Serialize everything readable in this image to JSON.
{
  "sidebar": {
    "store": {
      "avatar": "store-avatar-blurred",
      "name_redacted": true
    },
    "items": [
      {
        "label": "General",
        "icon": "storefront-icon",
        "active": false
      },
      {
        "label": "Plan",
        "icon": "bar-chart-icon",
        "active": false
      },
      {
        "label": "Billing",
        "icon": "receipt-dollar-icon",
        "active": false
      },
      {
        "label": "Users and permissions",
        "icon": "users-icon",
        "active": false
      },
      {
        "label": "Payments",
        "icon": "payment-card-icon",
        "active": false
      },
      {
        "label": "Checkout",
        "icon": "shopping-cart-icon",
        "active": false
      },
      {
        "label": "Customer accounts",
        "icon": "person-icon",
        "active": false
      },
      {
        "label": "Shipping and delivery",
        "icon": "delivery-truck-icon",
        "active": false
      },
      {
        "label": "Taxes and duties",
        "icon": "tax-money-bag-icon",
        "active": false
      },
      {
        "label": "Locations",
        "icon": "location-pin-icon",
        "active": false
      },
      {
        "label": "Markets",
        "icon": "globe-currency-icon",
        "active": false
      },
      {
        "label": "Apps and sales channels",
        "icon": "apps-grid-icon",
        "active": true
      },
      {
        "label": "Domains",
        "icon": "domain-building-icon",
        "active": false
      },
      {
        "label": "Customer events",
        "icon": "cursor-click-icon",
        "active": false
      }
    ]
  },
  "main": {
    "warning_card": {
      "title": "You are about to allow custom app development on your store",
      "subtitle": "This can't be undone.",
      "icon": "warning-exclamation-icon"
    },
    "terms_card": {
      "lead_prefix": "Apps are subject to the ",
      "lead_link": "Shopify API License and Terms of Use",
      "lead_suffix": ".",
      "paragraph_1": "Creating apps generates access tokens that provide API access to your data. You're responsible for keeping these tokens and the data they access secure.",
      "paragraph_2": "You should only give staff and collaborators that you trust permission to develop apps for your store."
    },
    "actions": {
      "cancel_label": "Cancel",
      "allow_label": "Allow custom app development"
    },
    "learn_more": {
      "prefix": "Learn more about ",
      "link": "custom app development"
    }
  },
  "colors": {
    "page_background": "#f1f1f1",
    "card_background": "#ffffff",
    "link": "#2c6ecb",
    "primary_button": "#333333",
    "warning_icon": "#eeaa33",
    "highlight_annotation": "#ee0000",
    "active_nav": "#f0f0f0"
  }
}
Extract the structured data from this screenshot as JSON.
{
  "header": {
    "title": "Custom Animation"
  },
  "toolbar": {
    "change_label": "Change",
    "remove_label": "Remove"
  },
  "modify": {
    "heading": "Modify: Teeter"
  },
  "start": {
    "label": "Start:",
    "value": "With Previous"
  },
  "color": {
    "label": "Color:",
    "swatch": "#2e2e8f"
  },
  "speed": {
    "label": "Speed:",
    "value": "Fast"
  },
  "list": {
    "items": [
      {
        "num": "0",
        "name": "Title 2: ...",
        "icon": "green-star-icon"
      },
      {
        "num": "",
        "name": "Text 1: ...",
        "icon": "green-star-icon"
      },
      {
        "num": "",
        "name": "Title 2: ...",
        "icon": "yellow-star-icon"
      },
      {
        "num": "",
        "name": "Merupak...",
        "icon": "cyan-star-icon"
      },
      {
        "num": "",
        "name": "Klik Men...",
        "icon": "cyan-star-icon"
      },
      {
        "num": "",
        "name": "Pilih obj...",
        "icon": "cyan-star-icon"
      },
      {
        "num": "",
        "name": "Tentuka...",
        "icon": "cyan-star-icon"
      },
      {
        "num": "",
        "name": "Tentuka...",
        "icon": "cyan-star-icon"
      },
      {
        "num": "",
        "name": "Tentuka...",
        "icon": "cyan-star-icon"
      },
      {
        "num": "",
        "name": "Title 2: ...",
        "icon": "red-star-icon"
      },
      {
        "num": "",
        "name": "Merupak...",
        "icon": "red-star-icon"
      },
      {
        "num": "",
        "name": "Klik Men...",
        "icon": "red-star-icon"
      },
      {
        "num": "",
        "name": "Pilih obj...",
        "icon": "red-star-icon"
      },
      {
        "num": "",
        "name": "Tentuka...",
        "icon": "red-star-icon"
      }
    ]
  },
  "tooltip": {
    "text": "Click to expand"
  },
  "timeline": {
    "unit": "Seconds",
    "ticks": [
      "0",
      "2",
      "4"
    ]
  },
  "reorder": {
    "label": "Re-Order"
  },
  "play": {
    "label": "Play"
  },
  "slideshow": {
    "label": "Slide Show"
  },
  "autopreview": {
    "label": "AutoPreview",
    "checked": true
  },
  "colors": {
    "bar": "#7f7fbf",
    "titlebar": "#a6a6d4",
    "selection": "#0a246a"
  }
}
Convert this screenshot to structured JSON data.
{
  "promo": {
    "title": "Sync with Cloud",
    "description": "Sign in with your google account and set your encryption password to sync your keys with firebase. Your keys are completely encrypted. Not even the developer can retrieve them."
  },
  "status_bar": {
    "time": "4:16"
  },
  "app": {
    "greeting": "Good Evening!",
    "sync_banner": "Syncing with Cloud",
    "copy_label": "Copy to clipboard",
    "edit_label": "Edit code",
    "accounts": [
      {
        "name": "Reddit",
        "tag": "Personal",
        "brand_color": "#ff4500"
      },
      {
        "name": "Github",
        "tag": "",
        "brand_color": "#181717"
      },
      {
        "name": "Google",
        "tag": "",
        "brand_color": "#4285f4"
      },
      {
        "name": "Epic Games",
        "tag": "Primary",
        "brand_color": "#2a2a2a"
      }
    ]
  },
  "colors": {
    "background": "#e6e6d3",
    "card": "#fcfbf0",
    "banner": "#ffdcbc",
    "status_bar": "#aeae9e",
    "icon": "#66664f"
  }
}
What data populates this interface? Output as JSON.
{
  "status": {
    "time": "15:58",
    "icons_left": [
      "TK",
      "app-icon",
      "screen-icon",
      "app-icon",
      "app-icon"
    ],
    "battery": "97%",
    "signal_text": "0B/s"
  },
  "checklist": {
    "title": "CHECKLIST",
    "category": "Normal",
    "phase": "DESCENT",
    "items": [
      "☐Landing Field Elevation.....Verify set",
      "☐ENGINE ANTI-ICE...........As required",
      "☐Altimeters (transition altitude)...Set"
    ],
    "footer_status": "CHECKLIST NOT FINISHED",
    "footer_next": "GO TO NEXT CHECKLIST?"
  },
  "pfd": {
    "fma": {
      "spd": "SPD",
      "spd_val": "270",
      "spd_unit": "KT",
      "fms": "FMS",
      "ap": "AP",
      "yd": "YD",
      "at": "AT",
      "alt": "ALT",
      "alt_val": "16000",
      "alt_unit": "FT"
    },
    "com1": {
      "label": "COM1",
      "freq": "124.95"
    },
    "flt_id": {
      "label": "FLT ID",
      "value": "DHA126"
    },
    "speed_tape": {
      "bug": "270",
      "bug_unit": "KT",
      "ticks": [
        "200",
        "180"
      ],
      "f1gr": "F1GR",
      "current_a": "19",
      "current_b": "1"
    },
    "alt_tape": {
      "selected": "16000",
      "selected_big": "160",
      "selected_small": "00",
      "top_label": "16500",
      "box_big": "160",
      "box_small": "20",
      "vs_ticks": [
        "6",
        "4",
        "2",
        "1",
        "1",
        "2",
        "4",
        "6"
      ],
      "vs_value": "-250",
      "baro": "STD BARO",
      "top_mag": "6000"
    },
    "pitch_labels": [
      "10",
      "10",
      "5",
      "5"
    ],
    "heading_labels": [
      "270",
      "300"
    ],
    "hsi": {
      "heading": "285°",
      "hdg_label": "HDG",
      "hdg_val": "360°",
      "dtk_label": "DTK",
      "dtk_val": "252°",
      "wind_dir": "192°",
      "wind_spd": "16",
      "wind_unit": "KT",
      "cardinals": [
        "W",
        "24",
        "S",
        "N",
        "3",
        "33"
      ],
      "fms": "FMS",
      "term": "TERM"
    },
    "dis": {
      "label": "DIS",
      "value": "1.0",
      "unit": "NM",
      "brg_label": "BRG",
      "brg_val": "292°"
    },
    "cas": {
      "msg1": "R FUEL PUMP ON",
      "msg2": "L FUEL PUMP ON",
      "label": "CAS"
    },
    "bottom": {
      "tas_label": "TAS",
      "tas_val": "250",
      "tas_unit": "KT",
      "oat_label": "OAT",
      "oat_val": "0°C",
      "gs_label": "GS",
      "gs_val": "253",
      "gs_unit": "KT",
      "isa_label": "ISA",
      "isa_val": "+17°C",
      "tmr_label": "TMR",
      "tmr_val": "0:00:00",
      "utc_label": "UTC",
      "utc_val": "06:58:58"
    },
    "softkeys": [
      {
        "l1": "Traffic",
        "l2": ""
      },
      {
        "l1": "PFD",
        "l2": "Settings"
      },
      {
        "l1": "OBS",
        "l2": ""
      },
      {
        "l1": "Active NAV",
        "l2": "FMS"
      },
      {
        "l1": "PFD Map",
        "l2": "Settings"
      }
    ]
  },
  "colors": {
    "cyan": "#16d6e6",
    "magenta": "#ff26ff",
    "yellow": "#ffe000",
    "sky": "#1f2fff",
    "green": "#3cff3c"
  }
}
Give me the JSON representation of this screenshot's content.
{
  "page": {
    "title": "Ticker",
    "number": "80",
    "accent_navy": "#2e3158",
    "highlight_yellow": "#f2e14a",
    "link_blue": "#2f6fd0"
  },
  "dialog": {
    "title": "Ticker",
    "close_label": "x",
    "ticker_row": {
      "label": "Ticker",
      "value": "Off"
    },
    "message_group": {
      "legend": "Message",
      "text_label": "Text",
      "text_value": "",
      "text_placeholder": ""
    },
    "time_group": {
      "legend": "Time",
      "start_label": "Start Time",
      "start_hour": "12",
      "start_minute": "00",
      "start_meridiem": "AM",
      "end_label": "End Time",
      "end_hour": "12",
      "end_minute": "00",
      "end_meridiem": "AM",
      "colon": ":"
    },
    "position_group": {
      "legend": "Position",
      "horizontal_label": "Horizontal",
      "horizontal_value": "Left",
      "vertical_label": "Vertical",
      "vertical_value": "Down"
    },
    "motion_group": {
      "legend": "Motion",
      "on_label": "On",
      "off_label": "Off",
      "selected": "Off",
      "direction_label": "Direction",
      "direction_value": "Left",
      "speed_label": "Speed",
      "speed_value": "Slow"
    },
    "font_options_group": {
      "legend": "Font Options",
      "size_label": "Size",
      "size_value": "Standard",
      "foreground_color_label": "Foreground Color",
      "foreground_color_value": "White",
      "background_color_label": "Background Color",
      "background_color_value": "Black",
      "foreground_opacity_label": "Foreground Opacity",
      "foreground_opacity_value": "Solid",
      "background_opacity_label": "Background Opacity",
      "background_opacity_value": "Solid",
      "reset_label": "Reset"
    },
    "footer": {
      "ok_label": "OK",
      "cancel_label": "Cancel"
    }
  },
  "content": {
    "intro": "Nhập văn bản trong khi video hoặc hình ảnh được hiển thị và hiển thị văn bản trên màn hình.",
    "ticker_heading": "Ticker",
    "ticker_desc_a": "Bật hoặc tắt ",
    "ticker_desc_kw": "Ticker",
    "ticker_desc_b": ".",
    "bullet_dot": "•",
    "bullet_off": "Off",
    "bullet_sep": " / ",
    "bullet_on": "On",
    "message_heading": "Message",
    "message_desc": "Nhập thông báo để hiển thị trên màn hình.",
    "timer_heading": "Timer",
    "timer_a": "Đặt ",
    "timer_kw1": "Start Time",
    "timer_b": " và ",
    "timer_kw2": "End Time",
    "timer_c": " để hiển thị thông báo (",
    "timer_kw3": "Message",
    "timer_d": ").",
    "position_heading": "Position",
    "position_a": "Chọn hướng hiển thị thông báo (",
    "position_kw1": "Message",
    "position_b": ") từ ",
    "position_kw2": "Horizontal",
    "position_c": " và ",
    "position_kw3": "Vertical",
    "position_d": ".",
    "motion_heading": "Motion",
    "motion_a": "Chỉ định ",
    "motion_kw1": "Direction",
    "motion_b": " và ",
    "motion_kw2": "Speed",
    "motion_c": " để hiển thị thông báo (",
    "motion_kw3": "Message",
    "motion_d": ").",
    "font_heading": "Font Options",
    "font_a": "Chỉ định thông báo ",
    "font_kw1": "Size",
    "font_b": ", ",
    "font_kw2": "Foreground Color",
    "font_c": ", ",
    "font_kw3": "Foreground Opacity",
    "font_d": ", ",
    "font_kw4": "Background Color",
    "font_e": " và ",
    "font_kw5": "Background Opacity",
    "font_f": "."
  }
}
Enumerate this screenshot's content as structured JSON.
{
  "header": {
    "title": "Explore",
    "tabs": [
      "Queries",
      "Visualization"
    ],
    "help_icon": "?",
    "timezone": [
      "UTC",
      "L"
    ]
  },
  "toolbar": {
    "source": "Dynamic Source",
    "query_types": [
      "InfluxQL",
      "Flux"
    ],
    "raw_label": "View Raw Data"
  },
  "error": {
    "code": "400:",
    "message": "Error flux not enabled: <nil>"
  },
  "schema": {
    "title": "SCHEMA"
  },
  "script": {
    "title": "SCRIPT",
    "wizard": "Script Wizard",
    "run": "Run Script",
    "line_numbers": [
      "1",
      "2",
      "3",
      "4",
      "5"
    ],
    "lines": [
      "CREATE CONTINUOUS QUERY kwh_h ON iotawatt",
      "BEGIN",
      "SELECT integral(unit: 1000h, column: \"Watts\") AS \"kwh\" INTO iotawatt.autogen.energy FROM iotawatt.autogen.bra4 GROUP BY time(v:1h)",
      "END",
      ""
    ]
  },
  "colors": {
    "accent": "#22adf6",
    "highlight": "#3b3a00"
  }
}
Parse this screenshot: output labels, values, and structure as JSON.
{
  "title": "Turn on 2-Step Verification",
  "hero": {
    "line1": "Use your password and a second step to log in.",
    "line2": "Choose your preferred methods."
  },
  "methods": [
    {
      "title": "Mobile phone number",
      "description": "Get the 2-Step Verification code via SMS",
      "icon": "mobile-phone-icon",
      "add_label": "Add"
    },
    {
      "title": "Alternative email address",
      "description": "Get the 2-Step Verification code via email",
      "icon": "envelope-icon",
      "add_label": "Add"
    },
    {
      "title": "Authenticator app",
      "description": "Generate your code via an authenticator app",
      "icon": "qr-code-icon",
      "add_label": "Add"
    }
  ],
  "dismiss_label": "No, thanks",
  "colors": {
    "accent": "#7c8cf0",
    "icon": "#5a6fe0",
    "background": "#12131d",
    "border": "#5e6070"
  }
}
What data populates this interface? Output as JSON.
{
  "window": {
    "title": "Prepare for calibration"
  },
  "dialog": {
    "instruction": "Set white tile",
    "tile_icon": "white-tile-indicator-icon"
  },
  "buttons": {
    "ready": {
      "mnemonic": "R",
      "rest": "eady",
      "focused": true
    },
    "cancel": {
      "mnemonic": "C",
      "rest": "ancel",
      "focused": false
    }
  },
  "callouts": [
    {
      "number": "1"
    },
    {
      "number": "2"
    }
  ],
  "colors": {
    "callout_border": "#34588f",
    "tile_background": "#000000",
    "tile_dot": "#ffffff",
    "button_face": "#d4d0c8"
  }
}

— Given exercise —
Pick out the lines that include the word "Nhập" and write them out.

— Output of the exercise —
    "intro": "Nhập văn bản trong khi video hoặc hình ảnh được hiển thị và hiển thị văn bản trên màn hình.",
    "message_desc": "Nhập thông báo để hiển thị trên màn hình.",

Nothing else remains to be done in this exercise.